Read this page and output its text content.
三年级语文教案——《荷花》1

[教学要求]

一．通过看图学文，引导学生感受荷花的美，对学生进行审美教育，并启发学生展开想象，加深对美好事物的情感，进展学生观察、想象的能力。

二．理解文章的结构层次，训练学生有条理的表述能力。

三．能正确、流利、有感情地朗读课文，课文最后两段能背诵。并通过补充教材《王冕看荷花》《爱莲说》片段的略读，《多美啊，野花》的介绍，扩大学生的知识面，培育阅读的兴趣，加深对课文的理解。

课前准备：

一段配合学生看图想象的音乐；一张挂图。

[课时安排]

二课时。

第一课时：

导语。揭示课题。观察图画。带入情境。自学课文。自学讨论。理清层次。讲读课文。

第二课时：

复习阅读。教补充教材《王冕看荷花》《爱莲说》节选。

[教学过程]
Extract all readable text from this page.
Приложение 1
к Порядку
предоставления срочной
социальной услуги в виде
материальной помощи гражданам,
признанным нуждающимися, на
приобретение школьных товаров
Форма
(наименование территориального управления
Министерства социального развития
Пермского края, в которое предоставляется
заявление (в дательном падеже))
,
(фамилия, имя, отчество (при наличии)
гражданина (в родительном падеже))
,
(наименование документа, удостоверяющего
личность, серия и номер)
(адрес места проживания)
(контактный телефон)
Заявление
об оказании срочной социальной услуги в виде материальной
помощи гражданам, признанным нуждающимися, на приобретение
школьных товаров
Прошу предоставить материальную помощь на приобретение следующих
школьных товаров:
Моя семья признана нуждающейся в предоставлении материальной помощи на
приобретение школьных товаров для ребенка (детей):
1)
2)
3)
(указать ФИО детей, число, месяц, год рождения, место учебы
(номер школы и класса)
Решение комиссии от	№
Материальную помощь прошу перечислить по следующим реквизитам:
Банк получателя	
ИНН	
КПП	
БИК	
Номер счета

──────

▶ **Exercise requirements**
Transcribe all the entries, keeping each one exactly as it is.

▶ **Final answer**
Read this page and output its text content.
三年级语文教案——《荷花》1

[教学要求]

一．通过看图学文，引导学生感受荷花的美，对学生进行审美教育，并启发学生展开想象，加深对美好事物的情感，进展学生观察、想象的能力。

二．理解文章的结构层次，训练学生有条理的表述能力。

三．能正确、流利、有感情地朗读课文，课文最后两段能背诵。并通过补充教材《王冕看荷花》《爱莲说》片段的略读，《多美啊，野花》的介绍，扩大学生的知识面，培育阅读的兴趣，加深对课文的理解。

课前准备：

一段配合学生看图想象的音乐；一张挂图。

[课时安排]

二课时。

第一课时：

导语。揭示课题。观察图画。带入情境。自学课文。自学讨论。理清层次。讲读课文。

第二课时：

复习阅读。教补充教材《王冕看荷花》《爱莲说》节选。

[教学过程]
Extract all readable text from this page.
Приложение 1
к Порядку
предоставления срочной
социальной услуги в виде
материальной помощи гражданам,
признанным нуждающимися, на
приобретение школьных товаров
Форма
(наименование территориального управления
Министерства социального развития
Пермского края, в которое предоставляется
заявление (в дательном падеже))
,
(фамилия, имя, отчество (при наличии)
гражданина (в родительном падеже))
,
(наименование документа, удостоверяющего
личность, серия и номер)
(адрес места проживания)
(контактный телефон)
Заявление
об оказании срочной социальной услуги в виде материальной
помощи гражданам, признанным нуждающимися, на приобретение
школьных товаров
Прошу предоставить материальную помощь на приобретение следующих
школьных товаров:
Моя семья признана нуждающейся в предоставлении материальной помощи на
приобретение школьных товаров для ребенка (детей):
1)
2)
3)
(указать ФИО детей, число, месяц, год рождения, место учебы
(номер школы и класса)
Решение комиссии от	№
Материальную помощь прошу перечислить по следующим реквизитам:
Банк получателя	
ИНН	
КПП	
БИК	
Номер счета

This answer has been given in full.